*Task requirements:* Extract every line from the records below that contains the word "over".

*Data entries:*

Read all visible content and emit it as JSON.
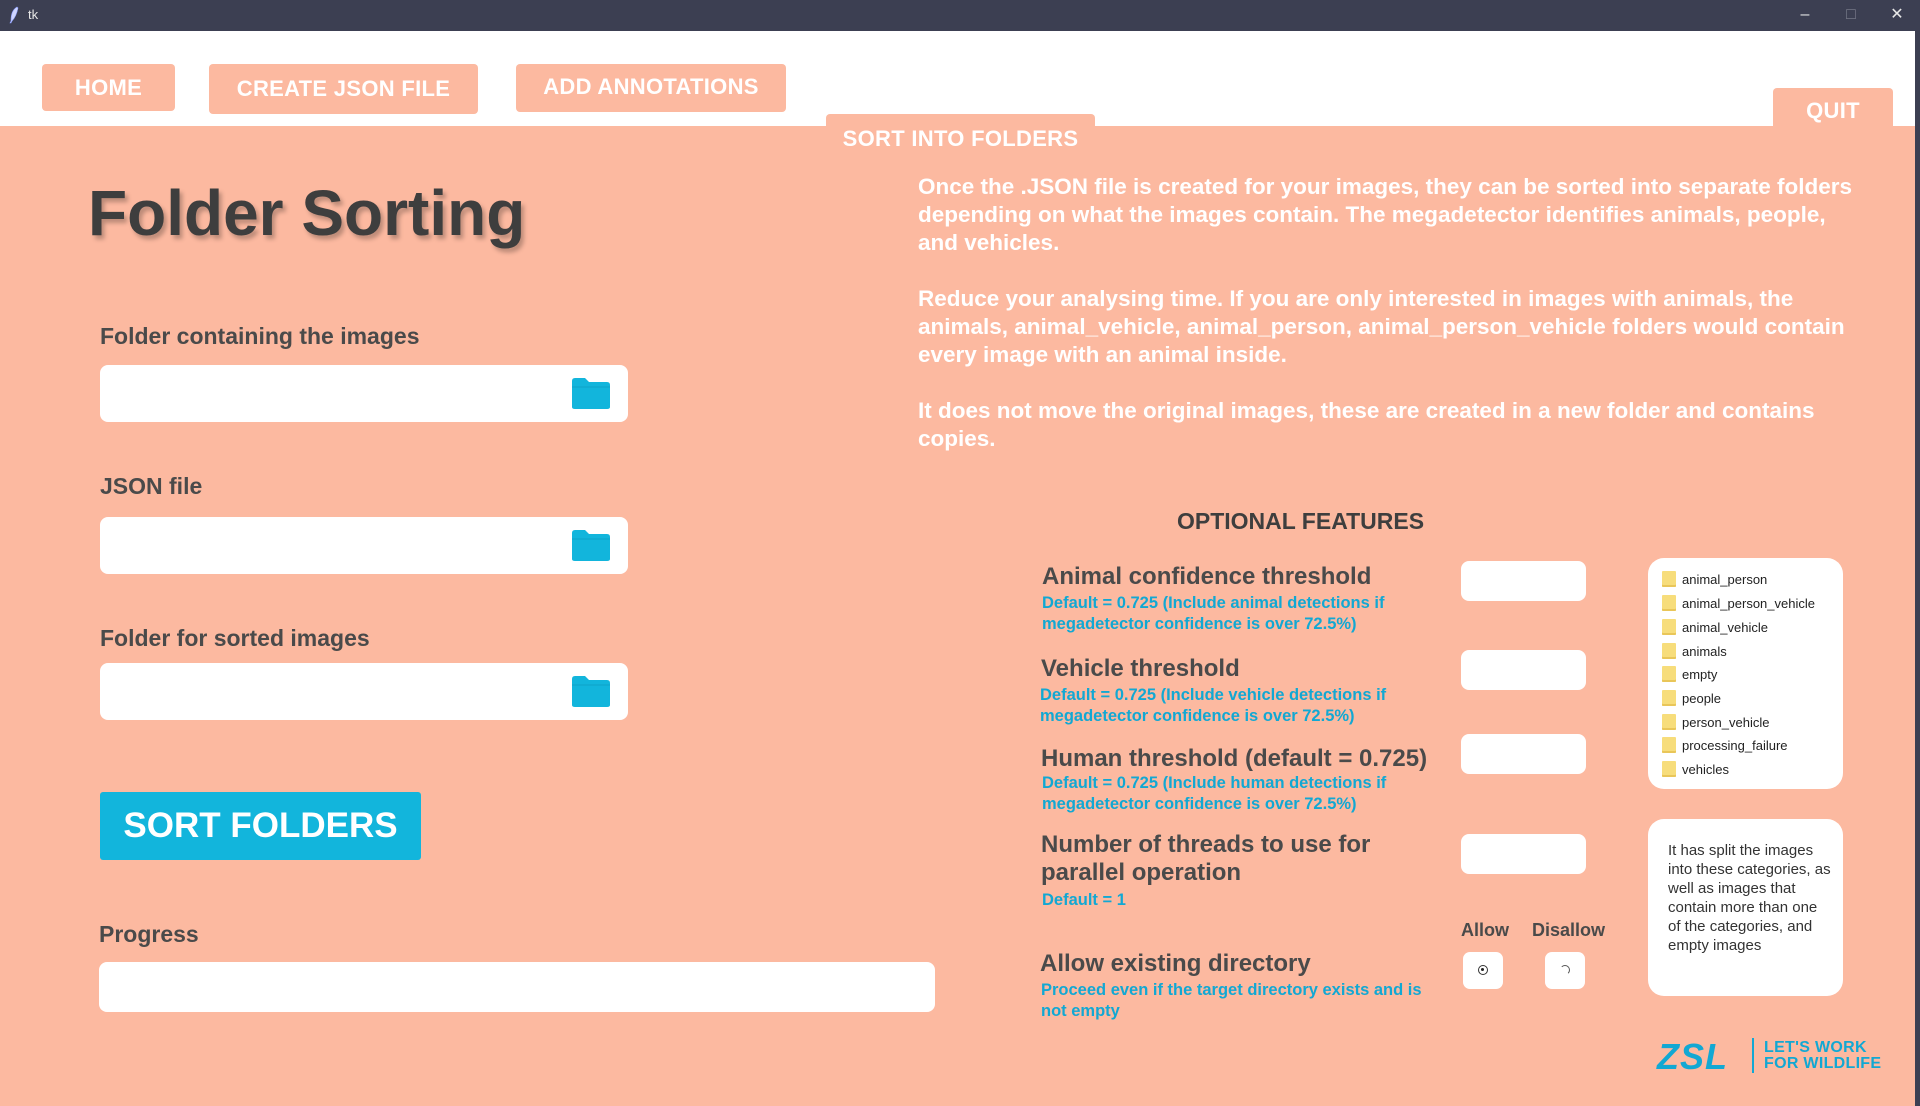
{
  "window": {
    "title": "tk",
    "minimize_glyph": "–",
    "maximize_glyph": "□",
    "close_glyph": "✕"
  },
  "tabs": {
    "home": "HOME",
    "create_json": "CREATE JSON FILE",
    "add_annotations": "ADD ANNOTATIONS",
    "sort_into_folders": "SORT INTO FOLDERS",
    "quit": "QUIT"
  },
  "page": {
    "title": "Folder Sorting",
    "images_folder_label": "Folder containing the images",
    "images_folder_value": "",
    "json_file_label": "JSON file",
    "json_file_value": "",
    "sorted_folder_label": "Folder for sorted images",
    "sorted_folder_value": "",
    "sort_button": "SORT FOLDERS",
    "progress_label": "Progress",
    "progress_value": 0
  },
  "description": {
    "p1": "Once the .JSON file is created for your images, they can be sorted into separate folders depending on what the images contain. The megadetector identifies animals, people, and vehicles.",
    "p2": "Reduce your analysing time. If you are only interested in images with animals, the animals, animal_vehicle, animal_person, animal_person_vehicle folders would contain every image with an animal inside.",
    "p3": "It does not move the original images, these are created in a new folder and contains copies."
  },
  "optional": {
    "heading": "OPTIONAL FEATURES",
    "animal_title": "Animal confidence threshold",
    "animal_note": "Default = 0.725 (Include animal detections if megadetector confidence is over 72.5%)",
    "animal_value": "",
    "vehicle_title": "Vehicle threshold",
    "vehicle_note": "Default = 0.725 (Include vehicle detections if megadetector confidence is over 72.5%)",
    "vehicle_value": "",
    "human_title": "Human threshold (default  = 0.725)",
    "human_note": "Default = 0.725 (Include human detections if megadetector confidence is over 72.5%)",
    "human_value": "",
    "threads_title": "Number of threads to use for parallel operation",
    "threads_note": "Default = 1",
    "threads_value": "",
    "allow_title": "Allow existing directory",
    "allow_note": "Proceed even if the target directory exists and is not empty",
    "allow_label": "Allow",
    "disallow_label": "Disallow",
    "selected": "allow"
  },
  "folders": [
    "animal_person",
    "animal_person_vehicle",
    "animal_vehicle",
    "animals",
    "empty",
    "people",
    "person_vehicle",
    "processing_failure",
    "vehicles"
  ],
  "folders_note": "It has split the images into these categories, as well as images that contain more than one of the categories, and empty images",
  "logo": {
    "mark": "ZSL",
    "tagline_1": "LET'S WORK",
    "tagline_2": "FOR WILDLIFE"
  },
  "colors": {
    "accent": "#12b5dc",
    "background": "#fcb9a0",
    "titlebar": "#3c3f52"
  },
  "icons": {
    "folder": "folder-icon",
    "app": "feather-icon"
  }
}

*Exercise solution:*
    "animal_note": "Default = 0.725 (Include animal detections if megadetector confidence is over 72.5%)",
    "vehicle_note": "Default = 0.725 (Include vehicle detections if megadetector confidence is over 72.5%)",
    "human_note": "Default = 0.725 (Include human detections if megadetector confidence is over 72.5%)",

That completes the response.